> _SET EXERCISE_:
Every entry here needs to be repeated exactly.

> _SUPPLIED ENTRIES_:
-----
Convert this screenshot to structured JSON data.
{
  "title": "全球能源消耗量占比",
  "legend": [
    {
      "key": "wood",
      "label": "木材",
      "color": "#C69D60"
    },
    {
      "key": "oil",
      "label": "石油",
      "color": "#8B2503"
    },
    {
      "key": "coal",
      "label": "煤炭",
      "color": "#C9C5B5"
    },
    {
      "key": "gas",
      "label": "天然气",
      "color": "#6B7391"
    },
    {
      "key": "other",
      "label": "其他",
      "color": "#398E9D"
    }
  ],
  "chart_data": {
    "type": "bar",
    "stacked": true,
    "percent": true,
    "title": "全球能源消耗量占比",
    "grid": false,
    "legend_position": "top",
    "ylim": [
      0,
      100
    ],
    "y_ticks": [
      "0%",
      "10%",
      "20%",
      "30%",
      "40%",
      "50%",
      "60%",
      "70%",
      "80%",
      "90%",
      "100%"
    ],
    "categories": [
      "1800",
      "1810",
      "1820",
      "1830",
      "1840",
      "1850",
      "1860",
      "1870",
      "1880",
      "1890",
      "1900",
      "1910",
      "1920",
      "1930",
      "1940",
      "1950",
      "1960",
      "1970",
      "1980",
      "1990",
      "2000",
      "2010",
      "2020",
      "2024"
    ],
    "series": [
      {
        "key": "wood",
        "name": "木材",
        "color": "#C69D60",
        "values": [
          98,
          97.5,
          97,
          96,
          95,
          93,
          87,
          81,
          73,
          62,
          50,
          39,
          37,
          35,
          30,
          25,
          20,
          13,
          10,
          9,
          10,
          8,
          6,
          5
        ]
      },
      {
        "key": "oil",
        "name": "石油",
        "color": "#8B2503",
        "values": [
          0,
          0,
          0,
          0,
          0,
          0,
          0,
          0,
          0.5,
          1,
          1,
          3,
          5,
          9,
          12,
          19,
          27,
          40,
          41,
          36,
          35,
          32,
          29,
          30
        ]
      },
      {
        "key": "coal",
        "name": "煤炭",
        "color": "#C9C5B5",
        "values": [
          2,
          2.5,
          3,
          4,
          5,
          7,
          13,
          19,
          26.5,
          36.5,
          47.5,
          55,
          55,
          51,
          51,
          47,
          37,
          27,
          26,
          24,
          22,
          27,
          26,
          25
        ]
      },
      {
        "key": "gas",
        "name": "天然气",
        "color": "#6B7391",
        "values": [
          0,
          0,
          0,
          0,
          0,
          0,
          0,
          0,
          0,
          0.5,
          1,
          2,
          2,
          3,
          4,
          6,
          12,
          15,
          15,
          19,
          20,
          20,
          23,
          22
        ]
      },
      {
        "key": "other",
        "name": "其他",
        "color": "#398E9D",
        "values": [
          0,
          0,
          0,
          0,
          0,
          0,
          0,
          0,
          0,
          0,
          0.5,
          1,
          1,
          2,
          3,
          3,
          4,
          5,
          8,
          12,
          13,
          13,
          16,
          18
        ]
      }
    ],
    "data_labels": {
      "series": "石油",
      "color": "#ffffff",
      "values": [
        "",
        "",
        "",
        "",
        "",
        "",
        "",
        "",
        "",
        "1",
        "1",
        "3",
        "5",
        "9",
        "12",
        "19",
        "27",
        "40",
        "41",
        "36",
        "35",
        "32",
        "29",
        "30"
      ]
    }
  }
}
-----
> _OUTPUT_:
Convert this screenshot to structured JSON data.
{
  "title": "全球能源消耗量占比",
  "legend": [
    {
      "key": "wood",
      "label": "木材",
      "color": "#C69D60"
    },
    {
      "key": "oil",
      "label": "石油",
      "color": "#8B2503"
    },
    {
      "key": "coal",
      "label": "煤炭",
      "color": "#C9C5B5"
    },
    {
      "key": "gas",
      "label": "天然气",
      "color": "#6B7391"
    },
    {
      "key": "other",
      "label": "其他",
      "color": "#398E9D"
    }
  ],
  "chart_data": {
    "type": "bar",
    "stacked": true,
    "percent": true,
    "title": "全球能源消耗量占比",
    "grid": false,
    "legend_position": "top",
    "ylim": [
      0,
      100
    ],
    "y_ticks": [
      "0%",
      "10%",
      "20%",
      "30%",
      "40%",
      "50%",
      "60%",
      "70%",
      "80%",
      "90%",
      "100%"
    ],
    "categories": [
      "1800",
      "1810",
      "1820",
      "1830",
      "1840",
      "1850",
      "1860",
      "1870",
      "1880",
      "1890",
      "1900",
      "1910",
      "1920",
      "1930",
      "1940",
      "1950",
      "1960",
      "1970",
      "1980",
      "1990",
      "2000",
      "2010",
      "2020",
      "2024"
    ],
    "series": [
      {
        "key": "wood",
        "name": "木材",
        "color": "#C69D60",
        "values": [
          98,
          97.5,
          97,
          96,
          95,
          93,
          87,
          81,
          73,
          62,
          50,
          39,
          37,
          35,
          30,
          25,
          20,
          13,
          10,
          9,
          10,
          8,
          6,
          5
        ]
      },
      {
        "key": "oil",
        "name": "石油",
        "color": "#8B2503",
        "values": [
          0,
          0,
          0,
          0,
          0,
          0,
          0,
          0,
          0.5,
          1,
          1,
          3,
          5,
          9,
          12,
          19,
          27,
          40,
          41,
          36,
          35,
          32,
          29,
          30
        ]
      },
      {
        "key": "coal",
        "name": "煤炭",
        "color": "#C9C5B5",
        "values": [
          2,
          2.5,
          3,
          4,
          5,
          7,
          13,
          19,
          26.5,
          36.5,
          47.5,
          55,
          55,
          51,
          51,
          47,
          37,
          27,
          26,
          24,
          22,
          27,
          26,
          25
        ]
      },
      {
        "key": "gas",
        "name": "天然气",
        "color": "#6B7391",
        "values": [
          0,
          0,
          0,
          0,
          0,
          0,
          0,
          0,
          0,
          0.5,
          1,
          2,
          2,
          3,
          4,
          6,
          12,
          15,
          15,
          19,
          20,
          20,
          23,
          22
        ]
      },
      {
        "key": "other",
        "name": "其他",
        "color": "#398E9D",
        "values": [
          0,
          0,
          0,
          0,
          0,
          0,
          0,
          0,
          0,
          0,
          0.5,
          1,
          1,
          2,
          3,
          3,
          4,
          5,
          8,
          12,
          13,
          13,
          16,
          18
        ]
      }
    ],
    "data_labels": {
      "series": "石油",
      "color": "#ffffff",
      "values": [
        "",
        "",
        "",
        "",
        "",
        "",
        "",
        "",
        "",
        "1",
        "1",
        "3",
        "5",
        "9",
        "12",
        "19",
        "27",
        "40",
        "41",
        "36",
        "35",
        "32",
        "29",
        "30"
      ]
    }
  }
}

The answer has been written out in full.